Gather all lines in the data that hold the string "this".

Recorded data
>> begin

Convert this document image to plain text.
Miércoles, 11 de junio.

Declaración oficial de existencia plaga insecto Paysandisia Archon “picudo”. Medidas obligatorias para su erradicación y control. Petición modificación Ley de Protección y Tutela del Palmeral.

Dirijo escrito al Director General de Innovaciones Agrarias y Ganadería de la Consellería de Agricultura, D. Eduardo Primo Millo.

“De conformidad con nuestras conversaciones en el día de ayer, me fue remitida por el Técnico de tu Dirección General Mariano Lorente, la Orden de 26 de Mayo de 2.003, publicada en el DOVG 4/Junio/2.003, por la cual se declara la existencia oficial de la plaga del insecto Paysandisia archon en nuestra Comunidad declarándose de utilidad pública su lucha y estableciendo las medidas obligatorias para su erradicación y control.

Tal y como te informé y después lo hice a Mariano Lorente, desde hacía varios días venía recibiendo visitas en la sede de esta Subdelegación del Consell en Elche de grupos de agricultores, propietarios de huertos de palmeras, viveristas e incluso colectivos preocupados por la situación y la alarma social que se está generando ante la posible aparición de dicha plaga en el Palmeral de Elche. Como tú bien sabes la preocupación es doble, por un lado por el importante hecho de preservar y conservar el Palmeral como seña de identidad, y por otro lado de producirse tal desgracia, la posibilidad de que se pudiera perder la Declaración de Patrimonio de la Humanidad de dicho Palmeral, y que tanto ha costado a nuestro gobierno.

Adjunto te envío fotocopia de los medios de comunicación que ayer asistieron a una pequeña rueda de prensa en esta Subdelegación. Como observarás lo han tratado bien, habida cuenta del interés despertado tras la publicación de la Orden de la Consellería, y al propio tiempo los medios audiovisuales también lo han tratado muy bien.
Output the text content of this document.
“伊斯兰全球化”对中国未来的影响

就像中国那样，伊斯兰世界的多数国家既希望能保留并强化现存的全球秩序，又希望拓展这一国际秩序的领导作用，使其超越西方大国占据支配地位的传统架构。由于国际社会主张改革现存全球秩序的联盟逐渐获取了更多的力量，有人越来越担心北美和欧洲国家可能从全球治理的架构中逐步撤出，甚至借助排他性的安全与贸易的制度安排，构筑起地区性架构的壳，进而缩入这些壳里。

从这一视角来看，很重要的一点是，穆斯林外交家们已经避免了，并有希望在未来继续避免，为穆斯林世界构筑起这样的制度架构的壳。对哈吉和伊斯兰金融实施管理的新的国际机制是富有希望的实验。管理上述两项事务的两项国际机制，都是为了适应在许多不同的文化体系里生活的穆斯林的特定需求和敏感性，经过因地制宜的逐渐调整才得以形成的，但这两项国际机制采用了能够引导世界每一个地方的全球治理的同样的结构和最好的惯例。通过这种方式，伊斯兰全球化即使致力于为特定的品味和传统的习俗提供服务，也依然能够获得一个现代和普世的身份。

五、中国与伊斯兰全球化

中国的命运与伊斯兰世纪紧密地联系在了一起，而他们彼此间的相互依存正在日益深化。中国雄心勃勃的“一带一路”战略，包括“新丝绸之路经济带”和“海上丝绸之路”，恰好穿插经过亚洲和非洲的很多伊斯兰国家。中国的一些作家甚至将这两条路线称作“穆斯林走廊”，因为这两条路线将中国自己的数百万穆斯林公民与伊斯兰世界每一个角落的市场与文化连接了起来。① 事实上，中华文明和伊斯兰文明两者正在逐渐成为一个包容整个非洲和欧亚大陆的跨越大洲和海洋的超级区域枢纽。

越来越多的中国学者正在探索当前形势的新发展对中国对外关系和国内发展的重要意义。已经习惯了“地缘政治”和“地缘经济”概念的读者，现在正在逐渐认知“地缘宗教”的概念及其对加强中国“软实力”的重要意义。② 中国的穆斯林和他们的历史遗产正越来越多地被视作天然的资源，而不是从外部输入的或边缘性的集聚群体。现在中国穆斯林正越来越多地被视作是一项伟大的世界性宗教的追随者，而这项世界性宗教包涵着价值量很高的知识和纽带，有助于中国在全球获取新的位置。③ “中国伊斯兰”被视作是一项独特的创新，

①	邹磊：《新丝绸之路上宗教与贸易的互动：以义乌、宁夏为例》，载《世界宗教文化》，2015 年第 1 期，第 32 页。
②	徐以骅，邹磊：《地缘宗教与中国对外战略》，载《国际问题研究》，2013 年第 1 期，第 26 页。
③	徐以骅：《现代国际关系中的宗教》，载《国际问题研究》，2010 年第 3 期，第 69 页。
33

>> end

THE COMPLETED TASK:
Convert this document image to plain text.
Output the text content of this document.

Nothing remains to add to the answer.